• **Your instructions**
Pick out and copy every line below that has the word "έκθεση".

• **Information shown**
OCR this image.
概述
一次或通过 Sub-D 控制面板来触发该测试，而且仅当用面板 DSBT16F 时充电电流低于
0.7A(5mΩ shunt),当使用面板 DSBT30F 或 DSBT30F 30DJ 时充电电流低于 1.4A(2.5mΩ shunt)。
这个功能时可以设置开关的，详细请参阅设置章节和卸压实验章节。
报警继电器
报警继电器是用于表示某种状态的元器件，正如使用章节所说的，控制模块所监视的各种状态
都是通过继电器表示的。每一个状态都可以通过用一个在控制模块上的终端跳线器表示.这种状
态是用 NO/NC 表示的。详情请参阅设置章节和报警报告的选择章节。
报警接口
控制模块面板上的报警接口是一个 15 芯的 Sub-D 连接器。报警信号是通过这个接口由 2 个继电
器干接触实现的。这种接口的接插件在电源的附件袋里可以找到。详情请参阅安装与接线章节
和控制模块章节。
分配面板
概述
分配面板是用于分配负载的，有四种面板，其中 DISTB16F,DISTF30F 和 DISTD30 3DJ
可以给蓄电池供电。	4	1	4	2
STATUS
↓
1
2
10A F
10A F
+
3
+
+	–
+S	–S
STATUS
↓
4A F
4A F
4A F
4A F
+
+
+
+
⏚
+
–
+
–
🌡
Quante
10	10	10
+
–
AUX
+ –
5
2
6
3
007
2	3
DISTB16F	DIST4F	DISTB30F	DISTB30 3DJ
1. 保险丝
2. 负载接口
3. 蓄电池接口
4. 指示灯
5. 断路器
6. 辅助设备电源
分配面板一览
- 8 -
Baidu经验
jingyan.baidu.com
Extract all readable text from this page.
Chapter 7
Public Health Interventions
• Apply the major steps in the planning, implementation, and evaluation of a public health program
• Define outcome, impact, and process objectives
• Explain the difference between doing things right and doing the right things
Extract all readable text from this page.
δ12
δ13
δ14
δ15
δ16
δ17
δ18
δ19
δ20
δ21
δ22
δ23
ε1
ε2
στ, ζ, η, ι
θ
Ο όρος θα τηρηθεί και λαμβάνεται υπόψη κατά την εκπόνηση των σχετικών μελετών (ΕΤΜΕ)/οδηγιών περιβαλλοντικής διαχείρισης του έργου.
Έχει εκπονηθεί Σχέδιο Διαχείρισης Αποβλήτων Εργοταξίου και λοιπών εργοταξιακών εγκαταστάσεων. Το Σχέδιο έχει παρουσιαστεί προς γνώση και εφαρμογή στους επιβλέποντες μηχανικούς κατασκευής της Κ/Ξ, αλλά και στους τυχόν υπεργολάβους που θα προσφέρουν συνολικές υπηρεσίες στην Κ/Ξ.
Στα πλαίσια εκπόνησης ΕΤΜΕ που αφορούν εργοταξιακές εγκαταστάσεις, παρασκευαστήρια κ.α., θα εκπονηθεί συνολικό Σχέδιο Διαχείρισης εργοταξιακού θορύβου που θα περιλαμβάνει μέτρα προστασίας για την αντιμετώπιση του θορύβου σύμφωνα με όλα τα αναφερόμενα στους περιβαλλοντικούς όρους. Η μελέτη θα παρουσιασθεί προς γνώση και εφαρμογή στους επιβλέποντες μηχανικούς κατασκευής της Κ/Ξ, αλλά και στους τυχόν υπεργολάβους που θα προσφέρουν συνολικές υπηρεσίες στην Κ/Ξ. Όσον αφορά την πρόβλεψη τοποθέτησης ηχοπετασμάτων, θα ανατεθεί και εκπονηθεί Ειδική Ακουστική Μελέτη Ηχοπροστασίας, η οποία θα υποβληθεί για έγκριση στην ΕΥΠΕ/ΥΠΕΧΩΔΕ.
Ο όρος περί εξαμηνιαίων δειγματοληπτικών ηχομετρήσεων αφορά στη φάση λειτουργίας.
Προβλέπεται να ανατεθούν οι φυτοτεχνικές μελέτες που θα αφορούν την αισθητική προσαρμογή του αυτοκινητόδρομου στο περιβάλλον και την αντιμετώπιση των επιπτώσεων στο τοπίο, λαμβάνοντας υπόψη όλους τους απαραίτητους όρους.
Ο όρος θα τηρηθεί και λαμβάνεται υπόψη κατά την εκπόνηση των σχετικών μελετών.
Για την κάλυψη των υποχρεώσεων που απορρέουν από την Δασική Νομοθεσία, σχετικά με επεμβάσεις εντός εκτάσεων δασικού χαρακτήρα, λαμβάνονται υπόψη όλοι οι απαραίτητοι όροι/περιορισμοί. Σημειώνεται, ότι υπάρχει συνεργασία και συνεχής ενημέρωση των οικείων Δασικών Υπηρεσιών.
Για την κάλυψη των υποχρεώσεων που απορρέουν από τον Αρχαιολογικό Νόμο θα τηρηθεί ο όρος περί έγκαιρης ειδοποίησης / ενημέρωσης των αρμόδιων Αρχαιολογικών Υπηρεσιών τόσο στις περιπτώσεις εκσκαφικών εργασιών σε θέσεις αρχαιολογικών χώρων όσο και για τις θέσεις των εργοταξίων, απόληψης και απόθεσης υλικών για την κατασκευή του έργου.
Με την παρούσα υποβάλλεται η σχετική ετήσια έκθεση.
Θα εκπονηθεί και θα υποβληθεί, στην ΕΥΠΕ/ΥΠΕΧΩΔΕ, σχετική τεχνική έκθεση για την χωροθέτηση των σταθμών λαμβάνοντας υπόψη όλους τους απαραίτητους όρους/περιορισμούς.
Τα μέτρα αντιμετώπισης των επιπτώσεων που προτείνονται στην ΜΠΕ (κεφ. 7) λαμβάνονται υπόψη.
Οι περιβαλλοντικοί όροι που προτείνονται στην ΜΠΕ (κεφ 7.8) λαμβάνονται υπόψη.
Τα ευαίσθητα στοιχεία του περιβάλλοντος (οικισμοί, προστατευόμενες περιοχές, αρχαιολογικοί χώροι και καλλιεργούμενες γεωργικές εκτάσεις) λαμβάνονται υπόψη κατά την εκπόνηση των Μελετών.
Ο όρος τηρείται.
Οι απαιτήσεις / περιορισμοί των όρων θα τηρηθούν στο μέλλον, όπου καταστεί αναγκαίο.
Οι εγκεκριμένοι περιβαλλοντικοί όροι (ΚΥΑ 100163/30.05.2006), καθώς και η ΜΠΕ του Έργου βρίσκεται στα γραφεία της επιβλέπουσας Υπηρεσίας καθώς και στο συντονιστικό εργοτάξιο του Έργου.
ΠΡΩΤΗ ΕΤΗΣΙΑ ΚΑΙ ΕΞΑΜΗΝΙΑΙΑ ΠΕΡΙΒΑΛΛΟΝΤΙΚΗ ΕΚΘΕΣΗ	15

• **Task output**
Με την παρούσα υποβάλλεται η σχετική ετήσια έκθεση.
Θα εκπονηθεί και θα υποβληθεί, στην ΕΥΠΕ/ΥΠΕΧΩΔΕ, σχετική τεχνική έκθεση για την χωροθέτηση των σταθμών λαμβάνοντας υπόψη όλους τους απαραίτητους όρους/περιορισμούς.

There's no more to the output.